Exercise: Omit every picture and output the rest of the records exactly as they are.

Record extracts:
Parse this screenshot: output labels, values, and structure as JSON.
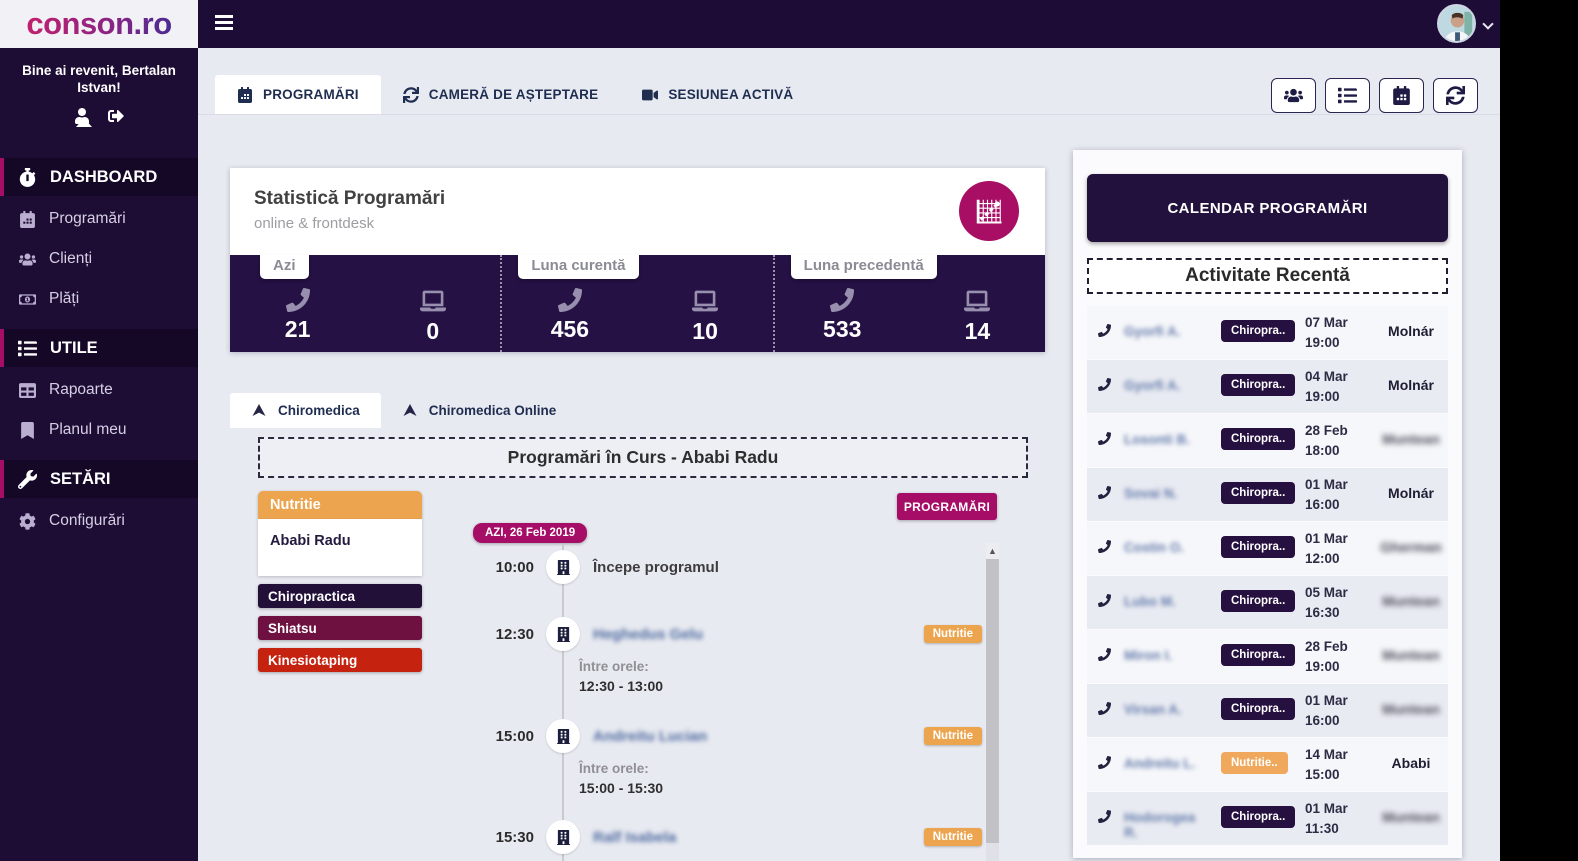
{
  "app": {
    "logo": "conson.ro"
  },
  "sidebar": {
    "welcome": "Bine ai revenit, Bertalan Istvan!",
    "items": [
      {
        "label": "DASHBOARD",
        "icon": "stopwatch-icon",
        "type": "section"
      },
      {
        "label": "Programări",
        "icon": "calendar-icon",
        "type": "item"
      },
      {
        "label": "Clienți",
        "icon": "users-icon",
        "type": "item"
      },
      {
        "label": "Plăți",
        "icon": "money-icon",
        "type": "item"
      },
      {
        "label": "UTILE",
        "icon": "list-icon",
        "type": "section"
      },
      {
        "label": "Rapoarte",
        "icon": "table-icon",
        "type": "item"
      },
      {
        "label": "Planul meu",
        "icon": "bookmark-icon",
        "type": "item"
      },
      {
        "label": "SETĂRI",
        "icon": "tools-icon",
        "type": "section"
      },
      {
        "label": "Configurări",
        "icon": "gears-icon",
        "type": "item"
      }
    ]
  },
  "tabs": [
    {
      "label": "PROGRAMĂRI",
      "icon": "calendar-icon",
      "active": true
    },
    {
      "label": "CAMERĂ DE AȘTEPTARE",
      "icon": "sync-icon",
      "active": false
    },
    {
      "label": "SESIUNEA ACTIVĂ",
      "icon": "video-icon",
      "active": false
    }
  ],
  "toolbar": [
    {
      "name": "clients-button",
      "icon": "users-icon"
    },
    {
      "name": "list-button",
      "icon": "list-icon"
    },
    {
      "name": "calendar-button",
      "icon": "calendar-icon"
    },
    {
      "name": "refresh-button",
      "icon": "sync-icon"
    }
  ],
  "stats": {
    "title": "Statistică Programări",
    "subtitle": "online & frontdesk",
    "groups": [
      {
        "label": "Azi",
        "phone": "21",
        "online": "0"
      },
      {
        "label": "Luna curentă",
        "phone": "456",
        "online": "10"
      },
      {
        "label": "Luna precedentă",
        "phone": "533",
        "online": "14"
      }
    ]
  },
  "clinics": [
    {
      "label": "Chiromedica",
      "active": true
    },
    {
      "label": "Chiromedica Online",
      "active": false
    }
  ],
  "in_progress": {
    "header": "Programări în Curs - Ababi Radu",
    "button": "PROGRAMĂRI",
    "panel": {
      "category": "Nutritie",
      "person": "Ababi Radu",
      "services": [
        "Chiropractica",
        "Shiatsu",
        "Kinesiotaping"
      ]
    },
    "day_badge": "AZI, 26 Feb 2019",
    "events": [
      {
        "time": "10:00",
        "title": "Începe programul",
        "blurred": false
      },
      {
        "time": "12:30",
        "title": "Heghedus Gelu",
        "blurred": true,
        "range_label": "Între orele:",
        "range": "12:30 - 13:00",
        "badge": "Nutritie"
      },
      {
        "time": "15:00",
        "title": "Andreitu Lucian",
        "blurred": true,
        "range_label": "Între orele:",
        "range": "15:00 - 15:30",
        "badge": "Nutritie"
      },
      {
        "time": "15:30",
        "title": "Ralf Isabela",
        "blurred": true,
        "badge": "Nutritie"
      }
    ]
  },
  "recent": {
    "calendar_button": "CALENDAR PROGRAMĂRI",
    "title": "Activitate Recentă",
    "rows": [
      {
        "name": "Gyorfi A.",
        "badge": "Chiropra..",
        "badge_color": "purple",
        "date": "07 Mar",
        "time": "19:00",
        "agent": "Molnár",
        "agent_blurred": false
      },
      {
        "name": "Gyorfi A.",
        "badge": "Chiropra..",
        "badge_color": "purple",
        "date": "04 Mar",
        "time": "19:00",
        "agent": "Molnár",
        "agent_blurred": false
      },
      {
        "name": "Losonti B.",
        "badge": "Chiropra..",
        "badge_color": "purple",
        "date": "28 Feb",
        "time": "18:00",
        "agent": "Muntean",
        "agent_blurred": true
      },
      {
        "name": "Sovai N.",
        "badge": "Chiropra..",
        "badge_color": "purple",
        "date": "01 Mar",
        "time": "16:00",
        "agent": "Molnár",
        "agent_blurred": false
      },
      {
        "name": "Costin O.",
        "badge": "Chiropra..",
        "badge_color": "purple",
        "date": "01 Mar",
        "time": "12:00",
        "agent": "Gherman",
        "agent_blurred": true
      },
      {
        "name": "Lubo M.",
        "badge": "Chiropra..",
        "badge_color": "purple",
        "date": "05 Mar",
        "time": "16:30",
        "agent": "Muntean",
        "agent_blurred": true
      },
      {
        "name": "Miron I.",
        "badge": "Chiropra..",
        "badge_color": "purple",
        "date": "28 Feb",
        "time": "19:00",
        "agent": "Muntean",
        "agent_blurred": true
      },
      {
        "name": "Virsan A.",
        "badge": "Chiropra..",
        "badge_color": "purple",
        "date": "01 Mar",
        "time": "16:00",
        "agent": "Muntean",
        "agent_blurred": true
      },
      {
        "name": "Andreitu L.",
        "badge": "Nutritie..",
        "badge_color": "orange",
        "date": "14 Mar",
        "time": "15:00",
        "agent": "Ababi",
        "agent_blurred": false
      },
      {
        "name": "Hodorogea R.",
        "badge": "Chiropra..",
        "badge_color": "purple",
        "date": "01 Mar",
        "time": "11:30",
        "agent": "Muntean",
        "agent_blurred": true
      }
    ]
  },
  "colors": {
    "accent_magenta": "#a50d66",
    "dark_purple": "#251144",
    "orange": "#eca54e",
    "red": "#c52310",
    "burgundy": "#6e1140",
    "badge_purple": "#26103f"
  }
}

Exercise output:
Parse this screenshot: output labels, values, and structure as JSON.
{
  "app": {
    "logo": "conson.ro"
  },
  "sidebar": {
    "welcome": "Bine ai revenit, Bertalan Istvan!",
    "items": [
      {
        "label": "DASHBOARD",
        "icon": "stopwatch-icon",
        "type": "section"
      },
      {
        "label": "Programări",
        "icon": "calendar-icon",
        "type": "item"
      },
      {
        "label": "Clienți",
        "icon": "users-icon",
        "type": "item"
      },
      {
        "label": "Plăți",
        "icon": "money-icon",
        "type": "item"
      },
      {
        "label": "UTILE",
        "icon": "list-icon",
        "type": "section"
      },
      {
        "label": "Rapoarte",
        "icon": "table-icon",
        "type": "item"
      },
      {
        "label": "Planul meu",
        "icon": "bookmark-icon",
        "type": "item"
      },
      {
        "label": "SETĂRI",
        "icon": "tools-icon",
        "type": "section"
      },
      {
        "label": "Configurări",
        "icon": "gears-icon",
        "type": "item"
      }
    ]
  },
  "tabs": [
    {
      "label": "PROGRAMĂRI",
      "icon": "calendar-icon",
      "active": true
    },
    {
      "label": "CAMERĂ DE AȘTEPTARE",
      "icon": "sync-icon",
      "active": false
    },
    {
      "label": "SESIUNEA ACTIVĂ",
      "icon": "video-icon",
      "active": false
    }
  ],
  "toolbar": [
    {
      "name": "clients-button",
      "icon": "users-icon"
    },
    {
      "name": "list-button",
      "icon": "list-icon"
    },
    {
      "name": "calendar-button",
      "icon": "calendar-icon"
    },
    {
      "name": "refresh-button",
      "icon": "sync-icon"
    }
  ],
  "stats": {
    "title": "Statistică Programări",
    "subtitle": "online & frontdesk",
    "groups": [
      {
        "label": "Azi",
        "phone": "21",
        "online": "0"
      },
      {
        "label": "Luna curentă",
        "phone": "456",
        "online": "10"
      },
      {
        "label": "Luna precedentă",
        "phone": "533",
        "online": "14"
      }
    ]
  },
  "clinics": [
    {
      "label": "Chiromedica",
      "active": true
    },
    {
      "label": "Chiromedica Online",
      "active": false
    }
  ],
  "in_progress": {
    "header": "Programări în Curs - Ababi Radu",
    "button": "PROGRAMĂRI",
    "panel": {
      "category": "Nutritie",
      "person": "Ababi Radu",
      "services": [
        "Chiropractica",
        "Shiatsu",
        "Kinesiotaping"
      ]
    },
    "day_badge": "AZI, 26 Feb 2019",
    "events": [
      {
        "time": "10:00",
        "title": "Începe programul",
        "blurred": false
      },
      {
        "time": "12:30",
        "title": "Heghedus Gelu",
        "blurred": true,
        "range_label": "Între orele:",
        "range": "12:30 - 13:00",
        "badge": "Nutritie"
      },
      {
        "time": "15:00",
        "title": "Andreitu Lucian",
        "blurred": true,
        "range_label": "Între orele:",
        "range": "15:00 - 15:30",
        "badge": "Nutritie"
      },
      {
        "time": "15:30",
        "title": "Ralf Isabela",
        "blurred": true,
        "badge": "Nutritie"
      }
    ]
  },
  "recent": {
    "calendar_button": "CALENDAR PROGRAMĂRI",
    "title": "Activitate Recentă",
    "rows": [
      {
        "name": "Gyorfi A.",
        "badge": "Chiropra..",
        "badge_color": "purple",
        "date": "07 Mar",
        "time": "19:00",
        "agent": "Molnár",
        "agent_blurred": false
      },
      {
        "name": "Gyorfi A.",
        "badge": "Chiropra..",
        "badge_color": "purple",
        "date": "04 Mar",
        "time": "19:00",
        "agent": "Molnár",
        "agent_blurred": false
      },
      {
        "name": "Losonti B.",
        "badge": "Chiropra..",
        "badge_color": "purple",
        "date": "28 Feb",
        "time": "18:00",
        "agent": "Muntean",
        "agent_blurred": true
      },
      {
        "name": "Sovai N.",
        "badge": "Chiropra..",
        "badge_color": "purple",
        "date": "01 Mar",
        "time": "16:00",
        "agent": "Molnár",
        "agent_blurred": false
      },
      {
        "name": "Costin O.",
        "badge": "Chiropra..",
        "badge_color": "purple",
        "date": "01 Mar",
        "time": "12:00",
        "agent": "Gherman",
        "agent_blurred": true
      },
      {
        "name": "Lubo M.",
        "badge": "Chiropra..",
        "badge_color": "purple",
        "date": "05 Mar",
        "time": "16:30",
        "agent": "Muntean",
        "agent_blurred": true
      },
      {
        "name": "Miron I.",
        "badge": "Chiropra..",
        "badge_color": "purple",
        "date": "28 Feb",
        "time": "19:00",
        "agent": "Muntean",
        "agent_blurred": true
      },
      {
        "name": "Virsan A.",
        "badge": "Chiropra..",
        "badge_color": "purple",
        "date": "01 Mar",
        "time": "16:00",
        "agent": "Muntean",
        "agent_blurred": true
      },
      {
        "name": "Andreitu L.",
        "badge": "Nutritie..",
        "badge_color": "orange",
        "date": "14 Mar",
        "time": "15:00",
        "agent": "Ababi",
        "agent_blurred": false
      },
      {
        "name": "Hodorogea R.",
        "badge": "Chiropra..",
        "badge_color": "purple",
        "date": "01 Mar",
        "time": "11:30",
        "agent": "Muntean",
        "agent_blurred": true
      }
    ]
  },
  "colors": {
    "accent_magenta": "#a50d66",
    "dark_purple": "#251144",
    "orange": "#eca54e",
    "red": "#c52310",
    "burgundy": "#6e1140",
    "badge_purple": "#26103f"
  }
}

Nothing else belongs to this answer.